(Data supplied):
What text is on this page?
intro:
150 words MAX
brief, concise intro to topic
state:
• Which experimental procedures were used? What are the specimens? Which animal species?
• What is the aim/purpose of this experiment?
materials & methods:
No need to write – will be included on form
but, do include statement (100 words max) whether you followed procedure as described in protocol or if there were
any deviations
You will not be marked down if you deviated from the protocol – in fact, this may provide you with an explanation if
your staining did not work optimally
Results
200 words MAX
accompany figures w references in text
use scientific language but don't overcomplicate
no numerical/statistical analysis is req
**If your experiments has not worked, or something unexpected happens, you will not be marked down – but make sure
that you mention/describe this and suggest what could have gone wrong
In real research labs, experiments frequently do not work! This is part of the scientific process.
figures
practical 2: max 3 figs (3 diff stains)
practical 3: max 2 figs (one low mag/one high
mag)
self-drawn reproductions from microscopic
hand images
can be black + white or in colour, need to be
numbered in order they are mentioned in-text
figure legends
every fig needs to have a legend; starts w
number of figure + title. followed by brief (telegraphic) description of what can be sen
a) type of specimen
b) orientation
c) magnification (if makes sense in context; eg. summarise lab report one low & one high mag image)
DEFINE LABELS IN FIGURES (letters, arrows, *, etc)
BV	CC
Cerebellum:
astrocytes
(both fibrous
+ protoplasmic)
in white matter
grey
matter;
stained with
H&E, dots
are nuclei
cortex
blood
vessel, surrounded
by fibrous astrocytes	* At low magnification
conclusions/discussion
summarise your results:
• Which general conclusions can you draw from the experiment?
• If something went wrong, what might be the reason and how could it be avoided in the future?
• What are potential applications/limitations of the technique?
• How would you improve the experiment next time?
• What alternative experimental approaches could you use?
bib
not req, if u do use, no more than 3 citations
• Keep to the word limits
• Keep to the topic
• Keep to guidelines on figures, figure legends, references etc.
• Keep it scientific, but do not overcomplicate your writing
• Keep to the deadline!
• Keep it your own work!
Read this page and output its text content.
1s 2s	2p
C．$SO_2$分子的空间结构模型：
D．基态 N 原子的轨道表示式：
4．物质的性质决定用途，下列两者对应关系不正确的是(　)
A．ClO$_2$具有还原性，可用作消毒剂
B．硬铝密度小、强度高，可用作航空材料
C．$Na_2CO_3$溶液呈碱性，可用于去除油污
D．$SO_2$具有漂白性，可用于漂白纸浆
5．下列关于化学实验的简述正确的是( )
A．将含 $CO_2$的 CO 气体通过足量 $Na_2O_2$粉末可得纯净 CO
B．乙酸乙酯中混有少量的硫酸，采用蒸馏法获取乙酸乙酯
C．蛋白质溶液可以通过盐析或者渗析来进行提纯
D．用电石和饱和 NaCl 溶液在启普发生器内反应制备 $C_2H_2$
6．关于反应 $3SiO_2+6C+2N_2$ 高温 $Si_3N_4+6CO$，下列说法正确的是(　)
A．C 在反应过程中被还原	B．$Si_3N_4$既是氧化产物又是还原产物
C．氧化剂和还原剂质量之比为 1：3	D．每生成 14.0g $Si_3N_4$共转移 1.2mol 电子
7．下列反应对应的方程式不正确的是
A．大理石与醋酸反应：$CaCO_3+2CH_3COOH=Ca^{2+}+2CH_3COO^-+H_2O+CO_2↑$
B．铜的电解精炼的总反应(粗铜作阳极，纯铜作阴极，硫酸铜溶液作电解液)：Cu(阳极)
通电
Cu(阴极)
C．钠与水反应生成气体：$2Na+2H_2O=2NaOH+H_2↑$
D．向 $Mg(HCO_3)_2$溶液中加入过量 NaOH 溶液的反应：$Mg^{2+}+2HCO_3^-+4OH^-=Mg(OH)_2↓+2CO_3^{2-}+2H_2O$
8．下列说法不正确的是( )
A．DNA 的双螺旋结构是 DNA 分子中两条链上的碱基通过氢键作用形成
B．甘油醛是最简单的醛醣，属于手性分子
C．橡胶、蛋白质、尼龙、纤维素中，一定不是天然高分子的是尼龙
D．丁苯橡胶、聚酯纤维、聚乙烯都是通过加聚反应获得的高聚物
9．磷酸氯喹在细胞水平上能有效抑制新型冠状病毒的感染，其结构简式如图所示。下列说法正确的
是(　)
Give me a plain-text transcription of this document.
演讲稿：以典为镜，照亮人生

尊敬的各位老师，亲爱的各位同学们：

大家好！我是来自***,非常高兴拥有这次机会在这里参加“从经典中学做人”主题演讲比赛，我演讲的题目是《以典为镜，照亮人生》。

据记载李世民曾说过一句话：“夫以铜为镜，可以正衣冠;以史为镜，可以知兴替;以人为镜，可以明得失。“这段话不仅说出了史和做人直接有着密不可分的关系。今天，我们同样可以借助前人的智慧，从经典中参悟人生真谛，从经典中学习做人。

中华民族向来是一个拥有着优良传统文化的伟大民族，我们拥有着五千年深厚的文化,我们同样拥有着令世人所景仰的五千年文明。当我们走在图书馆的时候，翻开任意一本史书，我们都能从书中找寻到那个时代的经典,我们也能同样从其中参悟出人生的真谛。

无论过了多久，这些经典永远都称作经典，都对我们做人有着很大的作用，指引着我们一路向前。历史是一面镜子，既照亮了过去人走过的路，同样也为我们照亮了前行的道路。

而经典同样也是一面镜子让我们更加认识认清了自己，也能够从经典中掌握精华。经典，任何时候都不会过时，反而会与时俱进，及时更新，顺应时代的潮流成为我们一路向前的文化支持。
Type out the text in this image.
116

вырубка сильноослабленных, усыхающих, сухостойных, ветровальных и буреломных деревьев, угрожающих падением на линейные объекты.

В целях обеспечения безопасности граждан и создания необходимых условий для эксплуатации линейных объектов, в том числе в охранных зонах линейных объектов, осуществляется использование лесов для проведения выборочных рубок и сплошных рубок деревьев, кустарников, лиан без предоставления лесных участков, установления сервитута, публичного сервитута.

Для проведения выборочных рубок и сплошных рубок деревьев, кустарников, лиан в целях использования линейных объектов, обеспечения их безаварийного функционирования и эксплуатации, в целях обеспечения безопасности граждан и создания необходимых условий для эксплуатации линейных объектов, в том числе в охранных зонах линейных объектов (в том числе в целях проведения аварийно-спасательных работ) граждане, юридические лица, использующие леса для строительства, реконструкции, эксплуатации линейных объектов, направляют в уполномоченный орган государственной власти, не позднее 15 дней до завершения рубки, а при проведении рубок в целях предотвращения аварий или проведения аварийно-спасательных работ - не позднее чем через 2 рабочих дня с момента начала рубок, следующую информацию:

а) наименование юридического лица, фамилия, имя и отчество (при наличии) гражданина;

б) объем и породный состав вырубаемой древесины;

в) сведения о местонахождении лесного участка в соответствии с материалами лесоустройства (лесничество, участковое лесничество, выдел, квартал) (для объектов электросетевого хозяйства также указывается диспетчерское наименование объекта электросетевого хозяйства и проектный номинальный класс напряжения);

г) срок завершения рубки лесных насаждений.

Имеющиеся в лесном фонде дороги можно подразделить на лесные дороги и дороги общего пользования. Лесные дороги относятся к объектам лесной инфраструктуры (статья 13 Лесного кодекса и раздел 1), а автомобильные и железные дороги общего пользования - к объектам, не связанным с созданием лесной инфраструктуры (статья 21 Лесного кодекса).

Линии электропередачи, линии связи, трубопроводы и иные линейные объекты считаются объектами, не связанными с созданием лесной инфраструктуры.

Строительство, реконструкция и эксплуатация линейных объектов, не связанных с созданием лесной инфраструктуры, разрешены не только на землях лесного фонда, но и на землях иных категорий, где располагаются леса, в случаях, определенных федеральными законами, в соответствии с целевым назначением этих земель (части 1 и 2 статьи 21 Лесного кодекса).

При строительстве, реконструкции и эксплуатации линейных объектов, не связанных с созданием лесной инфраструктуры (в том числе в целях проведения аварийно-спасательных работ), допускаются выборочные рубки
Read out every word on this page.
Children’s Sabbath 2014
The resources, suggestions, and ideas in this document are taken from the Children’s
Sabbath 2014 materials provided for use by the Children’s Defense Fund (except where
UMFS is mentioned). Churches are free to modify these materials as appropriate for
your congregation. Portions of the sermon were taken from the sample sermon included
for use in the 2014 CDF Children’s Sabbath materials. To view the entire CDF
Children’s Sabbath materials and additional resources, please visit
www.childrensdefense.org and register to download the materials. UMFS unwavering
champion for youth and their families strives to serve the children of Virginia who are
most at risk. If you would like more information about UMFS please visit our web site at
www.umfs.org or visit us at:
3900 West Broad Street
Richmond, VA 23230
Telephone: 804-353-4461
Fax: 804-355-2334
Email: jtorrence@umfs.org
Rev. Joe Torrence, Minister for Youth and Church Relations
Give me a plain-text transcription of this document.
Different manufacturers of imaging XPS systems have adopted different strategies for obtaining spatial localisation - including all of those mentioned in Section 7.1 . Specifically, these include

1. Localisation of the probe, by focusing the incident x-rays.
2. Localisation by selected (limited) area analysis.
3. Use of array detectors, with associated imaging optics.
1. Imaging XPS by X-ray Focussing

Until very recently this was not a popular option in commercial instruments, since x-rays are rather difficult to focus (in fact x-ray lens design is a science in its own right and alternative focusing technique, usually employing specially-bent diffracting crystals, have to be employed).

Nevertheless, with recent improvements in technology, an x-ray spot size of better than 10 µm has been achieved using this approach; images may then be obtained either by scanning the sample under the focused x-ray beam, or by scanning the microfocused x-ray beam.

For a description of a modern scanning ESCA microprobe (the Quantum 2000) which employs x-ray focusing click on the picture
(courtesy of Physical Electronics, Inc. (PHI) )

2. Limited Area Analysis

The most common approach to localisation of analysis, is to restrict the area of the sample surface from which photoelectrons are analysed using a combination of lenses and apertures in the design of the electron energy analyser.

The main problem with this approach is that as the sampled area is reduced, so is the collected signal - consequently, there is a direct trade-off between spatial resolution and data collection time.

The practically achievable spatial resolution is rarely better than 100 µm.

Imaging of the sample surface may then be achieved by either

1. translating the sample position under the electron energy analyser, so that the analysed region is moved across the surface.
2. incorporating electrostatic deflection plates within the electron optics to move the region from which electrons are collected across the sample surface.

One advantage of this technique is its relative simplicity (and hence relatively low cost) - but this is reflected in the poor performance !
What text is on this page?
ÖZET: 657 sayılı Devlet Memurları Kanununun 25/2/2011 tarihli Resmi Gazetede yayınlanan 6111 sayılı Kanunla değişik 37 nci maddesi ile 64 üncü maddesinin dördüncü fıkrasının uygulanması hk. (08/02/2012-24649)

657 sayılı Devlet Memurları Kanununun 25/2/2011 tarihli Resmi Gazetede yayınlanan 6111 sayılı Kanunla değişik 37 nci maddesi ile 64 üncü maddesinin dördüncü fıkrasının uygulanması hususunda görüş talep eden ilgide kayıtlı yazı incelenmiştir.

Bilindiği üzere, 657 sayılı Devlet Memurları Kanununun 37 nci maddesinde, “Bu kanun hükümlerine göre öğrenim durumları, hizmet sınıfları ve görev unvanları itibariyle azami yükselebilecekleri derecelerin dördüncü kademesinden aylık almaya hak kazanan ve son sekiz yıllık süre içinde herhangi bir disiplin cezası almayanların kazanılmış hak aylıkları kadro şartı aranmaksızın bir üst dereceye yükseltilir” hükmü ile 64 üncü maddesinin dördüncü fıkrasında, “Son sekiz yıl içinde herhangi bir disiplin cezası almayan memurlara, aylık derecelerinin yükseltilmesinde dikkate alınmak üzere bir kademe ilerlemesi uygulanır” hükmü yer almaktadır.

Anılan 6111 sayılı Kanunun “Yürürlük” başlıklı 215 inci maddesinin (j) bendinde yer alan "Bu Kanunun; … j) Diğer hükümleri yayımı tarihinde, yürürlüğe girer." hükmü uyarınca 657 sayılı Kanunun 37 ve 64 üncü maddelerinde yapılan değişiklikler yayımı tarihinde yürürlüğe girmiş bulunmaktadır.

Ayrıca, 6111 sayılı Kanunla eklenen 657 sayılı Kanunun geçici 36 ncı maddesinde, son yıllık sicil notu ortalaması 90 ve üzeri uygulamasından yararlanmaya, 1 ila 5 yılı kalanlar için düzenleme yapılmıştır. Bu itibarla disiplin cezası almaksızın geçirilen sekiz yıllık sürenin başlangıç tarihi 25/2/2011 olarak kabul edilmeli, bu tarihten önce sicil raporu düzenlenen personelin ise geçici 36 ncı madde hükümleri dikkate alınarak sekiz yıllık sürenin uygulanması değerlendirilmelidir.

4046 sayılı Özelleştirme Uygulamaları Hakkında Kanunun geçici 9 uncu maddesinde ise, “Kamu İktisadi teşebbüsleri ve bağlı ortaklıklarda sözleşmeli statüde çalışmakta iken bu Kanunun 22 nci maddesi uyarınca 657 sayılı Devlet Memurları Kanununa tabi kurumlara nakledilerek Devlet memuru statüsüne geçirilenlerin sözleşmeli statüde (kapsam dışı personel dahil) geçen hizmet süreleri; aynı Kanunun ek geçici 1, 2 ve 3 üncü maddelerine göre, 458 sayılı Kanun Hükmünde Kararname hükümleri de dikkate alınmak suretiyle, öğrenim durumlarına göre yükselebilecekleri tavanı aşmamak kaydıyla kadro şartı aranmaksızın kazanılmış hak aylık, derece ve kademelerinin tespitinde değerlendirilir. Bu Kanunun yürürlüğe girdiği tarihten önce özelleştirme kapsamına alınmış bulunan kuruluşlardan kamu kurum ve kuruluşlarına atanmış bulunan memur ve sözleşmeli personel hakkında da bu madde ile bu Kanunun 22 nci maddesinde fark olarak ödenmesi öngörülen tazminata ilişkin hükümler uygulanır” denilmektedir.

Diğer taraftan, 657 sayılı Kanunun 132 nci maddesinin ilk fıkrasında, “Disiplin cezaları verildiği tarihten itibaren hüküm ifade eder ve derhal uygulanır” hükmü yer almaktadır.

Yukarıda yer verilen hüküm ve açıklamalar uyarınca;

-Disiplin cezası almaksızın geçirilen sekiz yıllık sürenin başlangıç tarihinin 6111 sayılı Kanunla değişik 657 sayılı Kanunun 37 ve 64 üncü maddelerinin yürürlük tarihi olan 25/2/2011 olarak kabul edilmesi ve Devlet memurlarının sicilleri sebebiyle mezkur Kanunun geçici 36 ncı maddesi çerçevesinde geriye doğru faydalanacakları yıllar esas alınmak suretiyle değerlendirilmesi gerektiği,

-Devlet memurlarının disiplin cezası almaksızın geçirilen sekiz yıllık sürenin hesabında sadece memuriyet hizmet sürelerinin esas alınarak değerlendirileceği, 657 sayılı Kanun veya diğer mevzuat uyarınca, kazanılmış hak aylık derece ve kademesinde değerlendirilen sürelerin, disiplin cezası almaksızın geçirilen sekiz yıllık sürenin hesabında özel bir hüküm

(Direction): Read the lines above. Gather those in which the string "time" is found.

(Result of this exercise):
• How would you improve the experiment next time?
The main problem with this approach is that as the sampled area is reduced, so is the collected signal - consequently, there is a direct trade-off between spatial resolution and data collection time.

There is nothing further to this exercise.